(TASK):
State only how many lines contain the string "plain".

(RECORDS FOR THIS TASK):
#####

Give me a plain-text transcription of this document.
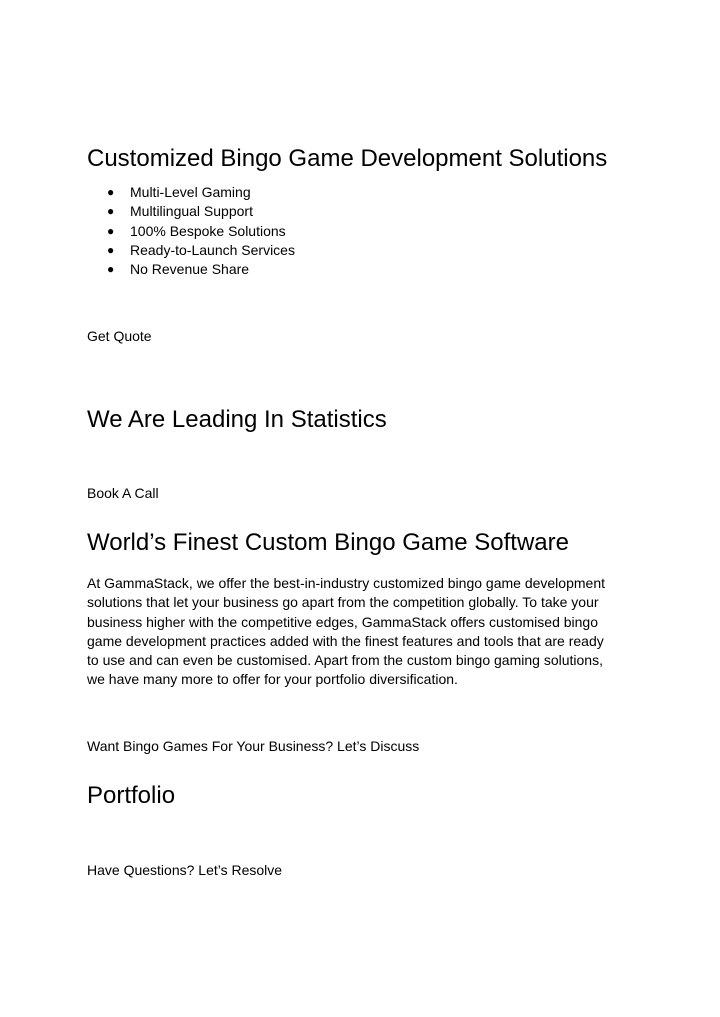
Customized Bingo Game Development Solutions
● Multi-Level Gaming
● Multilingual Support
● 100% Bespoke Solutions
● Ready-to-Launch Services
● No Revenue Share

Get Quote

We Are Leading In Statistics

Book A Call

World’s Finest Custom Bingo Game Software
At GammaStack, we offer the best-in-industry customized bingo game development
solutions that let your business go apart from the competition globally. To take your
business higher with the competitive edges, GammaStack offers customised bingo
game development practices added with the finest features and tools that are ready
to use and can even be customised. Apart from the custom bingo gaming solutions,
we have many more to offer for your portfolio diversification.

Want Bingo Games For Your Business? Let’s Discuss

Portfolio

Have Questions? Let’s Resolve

#####

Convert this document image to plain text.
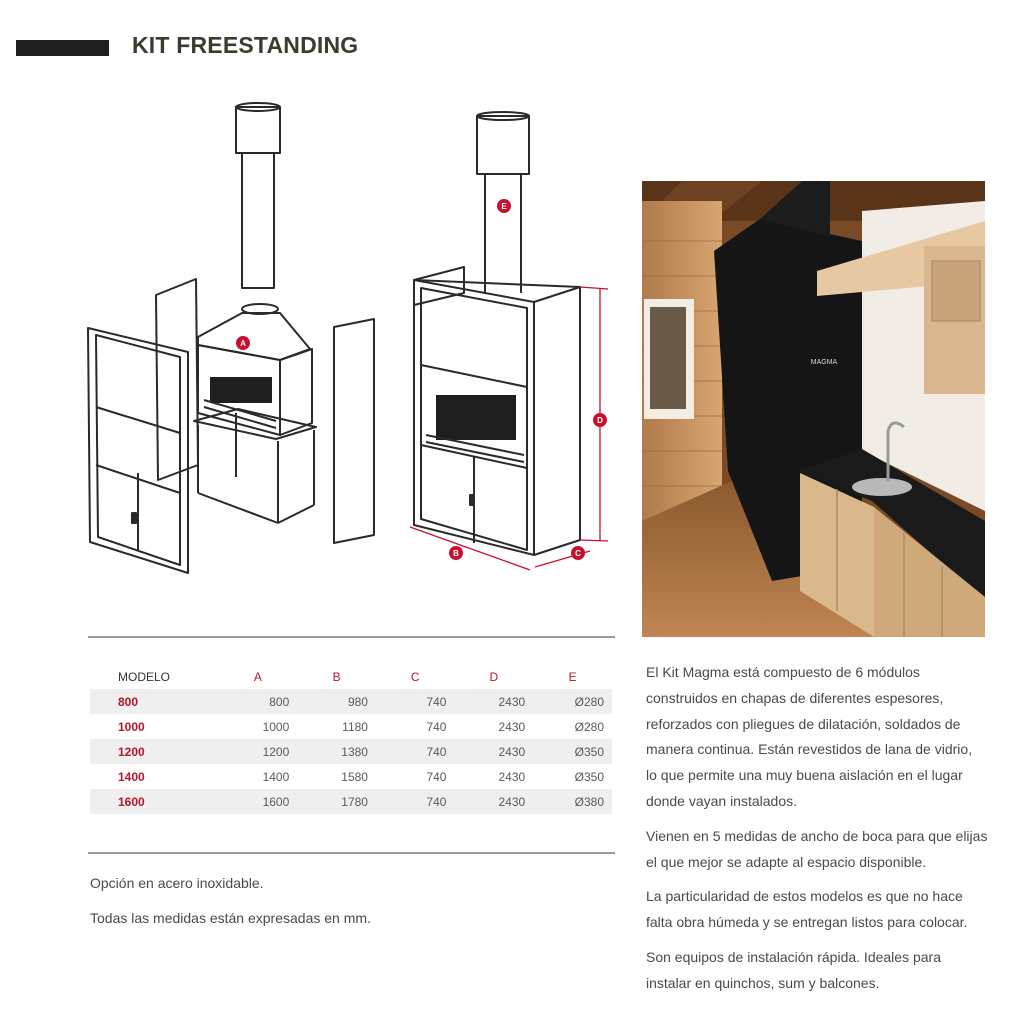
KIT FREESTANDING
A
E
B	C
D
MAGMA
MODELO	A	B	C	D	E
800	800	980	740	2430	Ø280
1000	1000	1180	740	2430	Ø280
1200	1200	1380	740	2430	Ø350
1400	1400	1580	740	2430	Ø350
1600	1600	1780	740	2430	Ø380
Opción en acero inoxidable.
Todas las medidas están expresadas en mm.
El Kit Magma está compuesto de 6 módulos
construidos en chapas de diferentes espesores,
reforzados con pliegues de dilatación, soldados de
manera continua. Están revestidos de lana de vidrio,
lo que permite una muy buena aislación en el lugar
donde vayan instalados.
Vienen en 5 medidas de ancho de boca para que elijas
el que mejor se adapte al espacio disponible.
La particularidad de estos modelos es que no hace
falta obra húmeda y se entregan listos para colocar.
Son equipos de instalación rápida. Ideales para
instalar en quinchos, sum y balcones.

#####

(THE SOLUTION):
2